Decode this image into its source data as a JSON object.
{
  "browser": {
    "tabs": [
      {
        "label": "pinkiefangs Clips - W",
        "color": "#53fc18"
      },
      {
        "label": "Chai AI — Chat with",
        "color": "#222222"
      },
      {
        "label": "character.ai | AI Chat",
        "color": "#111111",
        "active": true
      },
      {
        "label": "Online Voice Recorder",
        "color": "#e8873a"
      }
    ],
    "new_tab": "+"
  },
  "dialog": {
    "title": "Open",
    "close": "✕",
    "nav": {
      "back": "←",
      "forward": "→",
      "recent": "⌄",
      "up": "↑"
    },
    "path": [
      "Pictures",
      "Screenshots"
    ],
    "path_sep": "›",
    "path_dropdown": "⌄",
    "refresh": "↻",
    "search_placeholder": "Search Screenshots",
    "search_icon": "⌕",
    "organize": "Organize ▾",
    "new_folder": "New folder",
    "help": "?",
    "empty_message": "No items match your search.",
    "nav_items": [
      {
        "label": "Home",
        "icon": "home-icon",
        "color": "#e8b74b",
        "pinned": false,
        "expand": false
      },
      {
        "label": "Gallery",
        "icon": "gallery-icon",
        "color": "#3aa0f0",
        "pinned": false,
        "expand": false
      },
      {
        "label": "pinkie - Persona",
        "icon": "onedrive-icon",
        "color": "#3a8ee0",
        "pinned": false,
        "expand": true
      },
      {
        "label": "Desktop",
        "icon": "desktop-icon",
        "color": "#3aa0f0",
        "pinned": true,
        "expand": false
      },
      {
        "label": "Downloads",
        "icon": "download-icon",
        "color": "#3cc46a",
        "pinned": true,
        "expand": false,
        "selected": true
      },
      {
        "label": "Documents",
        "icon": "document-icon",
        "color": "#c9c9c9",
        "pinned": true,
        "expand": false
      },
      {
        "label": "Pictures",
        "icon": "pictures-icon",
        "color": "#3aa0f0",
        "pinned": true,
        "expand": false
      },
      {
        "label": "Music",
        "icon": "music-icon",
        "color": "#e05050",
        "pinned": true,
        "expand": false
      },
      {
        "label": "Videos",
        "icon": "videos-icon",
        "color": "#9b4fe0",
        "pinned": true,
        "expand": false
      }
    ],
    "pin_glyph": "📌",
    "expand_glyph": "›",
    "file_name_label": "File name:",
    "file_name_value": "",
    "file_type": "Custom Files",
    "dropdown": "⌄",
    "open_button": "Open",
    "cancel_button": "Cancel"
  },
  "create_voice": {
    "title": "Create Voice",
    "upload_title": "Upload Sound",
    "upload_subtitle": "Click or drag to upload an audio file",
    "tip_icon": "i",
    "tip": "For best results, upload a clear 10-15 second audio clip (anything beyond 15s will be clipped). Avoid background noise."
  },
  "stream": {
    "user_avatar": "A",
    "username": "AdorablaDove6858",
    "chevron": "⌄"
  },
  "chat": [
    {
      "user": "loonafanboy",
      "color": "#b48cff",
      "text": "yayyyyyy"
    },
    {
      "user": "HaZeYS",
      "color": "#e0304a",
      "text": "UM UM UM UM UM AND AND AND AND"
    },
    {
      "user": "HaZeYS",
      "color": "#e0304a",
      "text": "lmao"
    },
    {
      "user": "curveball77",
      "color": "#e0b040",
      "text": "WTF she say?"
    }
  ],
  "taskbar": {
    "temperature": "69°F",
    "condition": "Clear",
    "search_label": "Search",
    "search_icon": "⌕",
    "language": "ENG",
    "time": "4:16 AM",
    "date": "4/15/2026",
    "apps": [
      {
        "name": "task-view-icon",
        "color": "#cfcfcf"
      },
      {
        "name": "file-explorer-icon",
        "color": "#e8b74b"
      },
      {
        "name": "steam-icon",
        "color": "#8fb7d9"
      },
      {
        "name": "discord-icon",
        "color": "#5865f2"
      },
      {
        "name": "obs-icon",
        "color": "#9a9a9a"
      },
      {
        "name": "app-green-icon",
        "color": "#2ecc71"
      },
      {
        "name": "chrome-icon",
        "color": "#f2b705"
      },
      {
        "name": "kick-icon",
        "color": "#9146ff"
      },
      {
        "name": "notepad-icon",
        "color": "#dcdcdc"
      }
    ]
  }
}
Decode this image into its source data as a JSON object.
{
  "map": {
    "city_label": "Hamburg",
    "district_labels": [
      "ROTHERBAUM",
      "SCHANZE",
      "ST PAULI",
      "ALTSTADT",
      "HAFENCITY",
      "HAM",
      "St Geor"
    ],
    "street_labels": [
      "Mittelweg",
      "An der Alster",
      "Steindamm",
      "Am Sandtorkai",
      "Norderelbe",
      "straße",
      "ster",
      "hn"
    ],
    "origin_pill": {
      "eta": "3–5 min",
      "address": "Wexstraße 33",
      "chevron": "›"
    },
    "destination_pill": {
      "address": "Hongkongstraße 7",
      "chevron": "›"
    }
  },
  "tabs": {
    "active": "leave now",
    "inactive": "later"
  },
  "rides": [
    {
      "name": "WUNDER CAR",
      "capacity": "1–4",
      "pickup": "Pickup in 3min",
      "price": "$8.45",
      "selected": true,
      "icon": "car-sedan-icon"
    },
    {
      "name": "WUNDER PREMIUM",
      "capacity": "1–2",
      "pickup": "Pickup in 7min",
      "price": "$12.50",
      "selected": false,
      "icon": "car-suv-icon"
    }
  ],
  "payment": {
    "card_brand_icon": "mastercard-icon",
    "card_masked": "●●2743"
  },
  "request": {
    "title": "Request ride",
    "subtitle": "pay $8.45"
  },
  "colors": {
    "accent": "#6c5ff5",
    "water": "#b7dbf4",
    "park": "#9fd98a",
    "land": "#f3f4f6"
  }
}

#### [EXERCISE OBJECTIVE]
In the material above, how many lines hold the word "Pickup"? Say only the number.

#### [REPLY TO THE TASK]
2